- TASK INPUTS:
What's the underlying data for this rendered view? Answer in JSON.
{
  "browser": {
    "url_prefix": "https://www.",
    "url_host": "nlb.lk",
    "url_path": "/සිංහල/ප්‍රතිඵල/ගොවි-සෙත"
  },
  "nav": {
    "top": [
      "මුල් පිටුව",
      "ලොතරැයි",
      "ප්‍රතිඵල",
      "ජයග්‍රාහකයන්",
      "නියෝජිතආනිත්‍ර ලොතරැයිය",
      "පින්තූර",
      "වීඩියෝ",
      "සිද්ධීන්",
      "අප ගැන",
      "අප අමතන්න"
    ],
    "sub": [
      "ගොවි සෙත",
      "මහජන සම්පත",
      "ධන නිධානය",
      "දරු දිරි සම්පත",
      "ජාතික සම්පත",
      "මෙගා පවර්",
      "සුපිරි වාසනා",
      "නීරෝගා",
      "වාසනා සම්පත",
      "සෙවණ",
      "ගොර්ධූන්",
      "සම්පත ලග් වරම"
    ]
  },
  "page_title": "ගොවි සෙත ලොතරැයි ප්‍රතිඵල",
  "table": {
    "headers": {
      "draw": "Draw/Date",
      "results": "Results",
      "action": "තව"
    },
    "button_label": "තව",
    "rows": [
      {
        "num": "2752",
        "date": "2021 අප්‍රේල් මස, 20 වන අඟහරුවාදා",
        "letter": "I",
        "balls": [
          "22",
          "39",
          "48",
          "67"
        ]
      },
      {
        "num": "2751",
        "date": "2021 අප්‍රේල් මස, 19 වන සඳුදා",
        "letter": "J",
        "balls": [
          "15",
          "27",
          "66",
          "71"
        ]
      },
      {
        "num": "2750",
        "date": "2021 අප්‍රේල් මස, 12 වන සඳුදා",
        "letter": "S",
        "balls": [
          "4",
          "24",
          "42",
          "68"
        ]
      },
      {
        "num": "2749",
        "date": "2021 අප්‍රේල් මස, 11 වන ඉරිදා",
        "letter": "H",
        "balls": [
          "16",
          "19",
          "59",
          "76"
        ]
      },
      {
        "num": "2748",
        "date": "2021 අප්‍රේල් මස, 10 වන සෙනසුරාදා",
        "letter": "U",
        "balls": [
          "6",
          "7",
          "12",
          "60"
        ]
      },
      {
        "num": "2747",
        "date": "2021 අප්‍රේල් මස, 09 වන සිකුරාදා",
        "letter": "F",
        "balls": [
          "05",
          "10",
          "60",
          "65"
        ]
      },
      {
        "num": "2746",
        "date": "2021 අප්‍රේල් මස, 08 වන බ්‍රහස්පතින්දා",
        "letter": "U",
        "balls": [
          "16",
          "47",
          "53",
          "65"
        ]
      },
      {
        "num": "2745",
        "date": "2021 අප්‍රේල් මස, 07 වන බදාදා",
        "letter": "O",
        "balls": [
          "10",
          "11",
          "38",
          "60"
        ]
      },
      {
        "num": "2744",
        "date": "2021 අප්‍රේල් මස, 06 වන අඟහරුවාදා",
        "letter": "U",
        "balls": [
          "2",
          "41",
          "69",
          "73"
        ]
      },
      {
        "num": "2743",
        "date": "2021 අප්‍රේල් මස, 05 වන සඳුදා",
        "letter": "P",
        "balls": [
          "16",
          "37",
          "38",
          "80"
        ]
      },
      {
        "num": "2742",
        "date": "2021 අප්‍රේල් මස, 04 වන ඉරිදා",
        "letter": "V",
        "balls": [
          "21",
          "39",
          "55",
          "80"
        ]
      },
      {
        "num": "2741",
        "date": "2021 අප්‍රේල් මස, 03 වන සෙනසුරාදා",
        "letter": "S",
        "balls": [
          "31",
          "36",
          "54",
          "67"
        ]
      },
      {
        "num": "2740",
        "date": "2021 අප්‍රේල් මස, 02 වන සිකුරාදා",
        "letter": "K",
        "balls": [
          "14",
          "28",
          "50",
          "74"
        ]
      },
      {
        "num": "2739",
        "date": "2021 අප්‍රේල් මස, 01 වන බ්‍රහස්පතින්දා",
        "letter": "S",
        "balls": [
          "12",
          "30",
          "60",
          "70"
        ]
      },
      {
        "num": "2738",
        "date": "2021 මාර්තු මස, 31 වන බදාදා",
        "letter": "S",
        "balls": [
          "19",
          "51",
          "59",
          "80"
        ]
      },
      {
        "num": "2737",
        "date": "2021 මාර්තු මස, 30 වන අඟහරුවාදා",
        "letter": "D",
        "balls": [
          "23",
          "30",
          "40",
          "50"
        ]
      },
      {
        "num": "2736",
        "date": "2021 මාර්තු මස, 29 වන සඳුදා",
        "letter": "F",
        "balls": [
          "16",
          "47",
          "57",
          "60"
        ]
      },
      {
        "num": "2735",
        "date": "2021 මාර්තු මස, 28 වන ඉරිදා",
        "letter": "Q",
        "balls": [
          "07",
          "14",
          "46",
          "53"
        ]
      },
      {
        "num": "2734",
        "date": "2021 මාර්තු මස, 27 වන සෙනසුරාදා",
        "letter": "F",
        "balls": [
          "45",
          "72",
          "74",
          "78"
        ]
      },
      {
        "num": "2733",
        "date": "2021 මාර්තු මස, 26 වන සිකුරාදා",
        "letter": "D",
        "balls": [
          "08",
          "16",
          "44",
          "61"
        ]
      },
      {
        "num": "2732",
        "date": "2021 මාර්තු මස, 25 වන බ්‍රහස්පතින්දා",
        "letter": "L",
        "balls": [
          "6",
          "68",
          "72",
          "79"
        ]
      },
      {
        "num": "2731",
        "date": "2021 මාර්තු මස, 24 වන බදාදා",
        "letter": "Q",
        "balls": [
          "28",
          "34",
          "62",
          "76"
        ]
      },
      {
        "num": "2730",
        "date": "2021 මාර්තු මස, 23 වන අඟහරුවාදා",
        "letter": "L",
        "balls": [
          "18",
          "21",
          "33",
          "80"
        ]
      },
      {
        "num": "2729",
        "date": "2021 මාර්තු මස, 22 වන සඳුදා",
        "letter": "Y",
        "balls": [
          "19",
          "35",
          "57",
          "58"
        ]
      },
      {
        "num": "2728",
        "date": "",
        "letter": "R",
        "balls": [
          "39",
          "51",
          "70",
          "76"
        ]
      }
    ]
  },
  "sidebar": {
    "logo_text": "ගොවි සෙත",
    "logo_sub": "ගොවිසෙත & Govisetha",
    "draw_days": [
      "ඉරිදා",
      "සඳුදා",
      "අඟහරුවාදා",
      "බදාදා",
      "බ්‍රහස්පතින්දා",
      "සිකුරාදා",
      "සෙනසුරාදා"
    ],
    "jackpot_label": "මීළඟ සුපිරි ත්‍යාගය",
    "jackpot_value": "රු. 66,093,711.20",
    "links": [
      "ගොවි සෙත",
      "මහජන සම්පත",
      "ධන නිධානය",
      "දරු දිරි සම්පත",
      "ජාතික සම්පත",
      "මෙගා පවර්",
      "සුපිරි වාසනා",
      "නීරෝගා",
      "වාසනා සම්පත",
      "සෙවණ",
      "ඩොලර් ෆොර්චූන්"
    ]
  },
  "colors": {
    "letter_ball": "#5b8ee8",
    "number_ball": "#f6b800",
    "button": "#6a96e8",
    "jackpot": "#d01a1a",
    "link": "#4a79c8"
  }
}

- TASK OBJECTIVE:
State the number of lines above that hold the string "අඟහර", with nothing added.

- CORRECT RESULT:
5